** Work instructions **
Each entry below is to be duplicated verbatim.

[Stored items]
+ + +
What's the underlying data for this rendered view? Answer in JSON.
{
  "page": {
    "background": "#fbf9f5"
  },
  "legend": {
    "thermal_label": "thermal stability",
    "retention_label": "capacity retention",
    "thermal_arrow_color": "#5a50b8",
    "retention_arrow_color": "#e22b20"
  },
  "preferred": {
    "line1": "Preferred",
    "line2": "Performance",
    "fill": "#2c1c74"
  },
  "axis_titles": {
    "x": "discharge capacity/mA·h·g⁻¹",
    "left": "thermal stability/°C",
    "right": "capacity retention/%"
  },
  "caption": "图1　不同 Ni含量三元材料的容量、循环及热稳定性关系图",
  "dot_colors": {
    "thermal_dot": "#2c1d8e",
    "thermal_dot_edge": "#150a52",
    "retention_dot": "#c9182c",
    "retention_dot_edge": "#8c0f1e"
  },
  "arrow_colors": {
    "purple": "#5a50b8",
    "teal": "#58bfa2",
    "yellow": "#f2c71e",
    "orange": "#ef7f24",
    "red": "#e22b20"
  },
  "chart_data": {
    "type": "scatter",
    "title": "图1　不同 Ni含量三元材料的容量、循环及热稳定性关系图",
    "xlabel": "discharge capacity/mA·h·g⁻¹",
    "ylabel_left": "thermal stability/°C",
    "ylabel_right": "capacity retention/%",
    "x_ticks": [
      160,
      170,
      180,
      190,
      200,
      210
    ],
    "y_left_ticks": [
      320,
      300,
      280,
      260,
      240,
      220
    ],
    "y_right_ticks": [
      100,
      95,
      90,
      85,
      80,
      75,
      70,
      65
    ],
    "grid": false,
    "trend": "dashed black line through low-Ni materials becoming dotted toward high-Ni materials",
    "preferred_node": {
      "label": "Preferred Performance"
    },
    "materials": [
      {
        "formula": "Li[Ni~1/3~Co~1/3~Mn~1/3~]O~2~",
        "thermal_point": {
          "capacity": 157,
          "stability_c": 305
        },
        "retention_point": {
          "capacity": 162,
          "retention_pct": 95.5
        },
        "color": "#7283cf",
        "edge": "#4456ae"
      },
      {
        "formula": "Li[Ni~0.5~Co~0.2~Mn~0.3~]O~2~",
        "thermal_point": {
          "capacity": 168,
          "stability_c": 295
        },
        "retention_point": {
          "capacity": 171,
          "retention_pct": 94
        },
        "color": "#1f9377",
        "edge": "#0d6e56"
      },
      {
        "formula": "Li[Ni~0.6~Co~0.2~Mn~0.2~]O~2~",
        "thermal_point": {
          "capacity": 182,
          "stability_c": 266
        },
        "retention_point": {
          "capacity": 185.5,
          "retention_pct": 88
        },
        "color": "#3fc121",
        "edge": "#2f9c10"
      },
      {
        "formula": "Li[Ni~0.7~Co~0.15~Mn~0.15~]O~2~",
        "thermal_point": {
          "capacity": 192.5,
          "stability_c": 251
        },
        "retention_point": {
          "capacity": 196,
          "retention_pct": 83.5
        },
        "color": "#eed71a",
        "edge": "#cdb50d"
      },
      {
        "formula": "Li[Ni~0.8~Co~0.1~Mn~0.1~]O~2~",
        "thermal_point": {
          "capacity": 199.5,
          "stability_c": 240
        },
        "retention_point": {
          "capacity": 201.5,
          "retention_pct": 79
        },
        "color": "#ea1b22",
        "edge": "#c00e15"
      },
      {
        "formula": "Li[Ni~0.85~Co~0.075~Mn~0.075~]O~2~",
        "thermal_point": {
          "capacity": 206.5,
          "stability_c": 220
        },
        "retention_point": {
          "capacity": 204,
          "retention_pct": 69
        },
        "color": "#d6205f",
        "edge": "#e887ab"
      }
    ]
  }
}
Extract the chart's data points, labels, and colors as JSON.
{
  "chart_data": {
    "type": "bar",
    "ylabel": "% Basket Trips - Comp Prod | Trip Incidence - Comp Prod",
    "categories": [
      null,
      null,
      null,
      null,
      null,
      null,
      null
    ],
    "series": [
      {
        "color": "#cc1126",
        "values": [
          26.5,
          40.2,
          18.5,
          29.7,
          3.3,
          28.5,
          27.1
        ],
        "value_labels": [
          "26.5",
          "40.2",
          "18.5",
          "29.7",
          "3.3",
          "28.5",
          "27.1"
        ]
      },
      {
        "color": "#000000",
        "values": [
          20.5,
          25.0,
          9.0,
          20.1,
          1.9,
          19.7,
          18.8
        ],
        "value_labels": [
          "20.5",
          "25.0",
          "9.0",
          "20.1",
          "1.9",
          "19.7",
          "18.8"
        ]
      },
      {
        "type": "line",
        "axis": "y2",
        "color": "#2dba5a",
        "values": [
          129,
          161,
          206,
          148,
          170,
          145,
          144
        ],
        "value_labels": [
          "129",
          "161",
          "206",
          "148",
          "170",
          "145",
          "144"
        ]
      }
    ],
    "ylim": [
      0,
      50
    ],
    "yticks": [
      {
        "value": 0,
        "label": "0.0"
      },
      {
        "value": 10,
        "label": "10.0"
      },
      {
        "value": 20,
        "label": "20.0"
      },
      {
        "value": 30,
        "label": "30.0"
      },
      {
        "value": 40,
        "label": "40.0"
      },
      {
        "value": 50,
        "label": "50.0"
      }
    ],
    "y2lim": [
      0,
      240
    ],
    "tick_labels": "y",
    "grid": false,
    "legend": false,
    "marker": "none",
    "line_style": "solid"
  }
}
+ + +
** Worked answer **
What's the underlying data for this rendered view? Answer in JSON.
{
  "page": {
    "background": "#fbf9f5"
  },
  "legend": {
    "thermal_label": "thermal stability",
    "retention_label": "capacity retention",
    "thermal_arrow_color": "#5a50b8",
    "retention_arrow_color": "#e22b20"
  },
  "preferred": {
    "line1": "Preferred",
    "line2": "Performance",
    "fill": "#2c1c74"
  },
  "axis_titles": {
    "x": "discharge capacity/mA·h·g⁻¹",
    "left": "thermal stability/°C",
    "right": "capacity retention/%"
  },
  "caption": "图1　不同 Ni含量三元材料的容量、循环及热稳定性关系图",
  "dot_colors": {
    "thermal_dot": "#2c1d8e",
    "thermal_dot_edge": "#150a52",
    "retention_dot": "#c9182c",
    "retention_dot_edge": "#8c0f1e"
  },
  "arrow_colors": {
    "purple": "#5a50b8",
    "teal": "#58bfa2",
    "yellow": "#f2c71e",
    "orange": "#ef7f24",
    "red": "#e22b20"
  },
  "chart_data": {
    "type": "scatter",
    "title": "图1　不同 Ni含量三元材料的容量、循环及热稳定性关系图",
    "xlabel": "discharge capacity/mA·h·g⁻¹",
    "ylabel_left": "thermal stability/°C",
    "ylabel_right": "capacity retention/%",
    "x_ticks": [
      160,
      170,
      180,
      190,
      200,
      210
    ],
    "y_left_ticks": [
      320,
      300,
      280,
      260,
      240,
      220
    ],
    "y_right_ticks": [
      100,
      95,
      90,
      85,
      80,
      75,
      70,
      65
    ],
    "grid": false,
    "trend": "dashed black line through low-Ni materials becoming dotted toward high-Ni materials",
    "preferred_node": {
      "label": "Preferred Performance"
    },
    "materials": [
      {
        "formula": "Li[Ni~1/3~Co~1/3~Mn~1/3~]O~2~",
        "thermal_point": {
          "capacity": 157,
          "stability_c": 305
        },
        "retention_point": {
          "capacity": 162,
          "retention_pct": 95.5
        },
        "color": "#7283cf",
        "edge": "#4456ae"
      },
      {
        "formula": "Li[Ni~0.5~Co~0.2~Mn~0.3~]O~2~",
        "thermal_point": {
          "capacity": 168,
          "stability_c": 295
        },
        "retention_point": {
          "capacity": 171,
          "retention_pct": 94
        },
        "color": "#1f9377",
        "edge": "#0d6e56"
      },
      {
        "formula": "Li[Ni~0.6~Co~0.2~Mn~0.2~]O~2~",
        "thermal_point": {
          "capacity": 182,
          "stability_c": 266
        },
        "retention_point": {
          "capacity": 185.5,
          "retention_pct": 88
        },
        "color": "#3fc121",
        "edge": "#2f9c10"
      },
      {
        "formula": "Li[Ni~0.7~Co~0.15~Mn~0.15~]O~2~",
        "thermal_point": {
          "capacity": 192.5,
          "stability_c": 251
        },
        "retention_point": {
          "capacity": 196,
          "retention_pct": 83.5
        },
        "color": "#eed71a",
        "edge": "#cdb50d"
      },
      {
        "formula": "Li[Ni~0.8~Co~0.1~Mn~0.1~]O~2~",
        "thermal_point": {
          "capacity": 199.5,
          "stability_c": 240
        },
        "retention_point": {
          "capacity": 201.5,
          "retention_pct": 79
        },
        "color": "#ea1b22",
        "edge": "#c00e15"
      },
      {
        "formula": "Li[Ni~0.85~Co~0.075~Mn~0.075~]O~2~",
        "thermal_point": {
          "capacity": 206.5,
          "stability_c": 220
        },
        "retention_point": {
          "capacity": 204,
          "retention_pct": 69
        },
        "color": "#d6205f",
        "edge": "#e887ab"
      }
    ]
  }
}
Extract the chart's data points, labels, and colors as JSON.
{
  "chart_data": {
    "type": "bar",
    "ylabel": "% Basket Trips - Comp Prod | Trip Incidence - Comp Prod",
    "categories": [
      null,
      null,
      null,
      null,
      null,
      null,
      null
    ],
    "series": [
      {
        "color": "#cc1126",
        "values": [
          26.5,
          40.2,
          18.5,
          29.7,
          3.3,
          28.5,
          27.1
        ],
        "value_labels": [
          "26.5",
          "40.2",
          "18.5",
          "29.7",
          "3.3",
          "28.5",
          "27.1"
        ]
      },
      {
        "color": "#000000",
        "values": [
          20.5,
          25.0,
          9.0,
          20.1,
          1.9,
          19.7,
          18.8
        ],
        "value_labels": [
          "20.5",
          "25.0",
          "9.0",
          "20.1",
          "1.9",
          "19.7",
          "18.8"
        ]
      },
      {
        "type": "line",
        "axis": "y2",
        "color": "#2dba5a",
        "values": [
          129,
          161,
          206,
          148,
          170,
          145,
          144
        ],
        "value_labels": [
          "129",
          "161",
          "206",
          "148",
          "170",
          "145",
          "144"
        ]
      }
    ],
    "ylim": [
      0,
      50
    ],
    "yticks": [
      {
        "value": 0,
        "label": "0.0"
      },
      {
        "value": 10,
        "label": "10.0"
      },
      {
        "value": 20,
        "label": "20.0"
      },
      {
        "value": 30,
        "label": "30.0"
      },
      {
        "value": 40,
        "label": "40.0"
      },
      {
        "value": 50,
        "label": "50.0"
      }
    ],
    "y2lim": [
      0,
      240
    ],
    "tick_labels": "y",
    "grid": false,
    "legend": false,
    "marker": "none",
    "line_style": "solid"
  }
}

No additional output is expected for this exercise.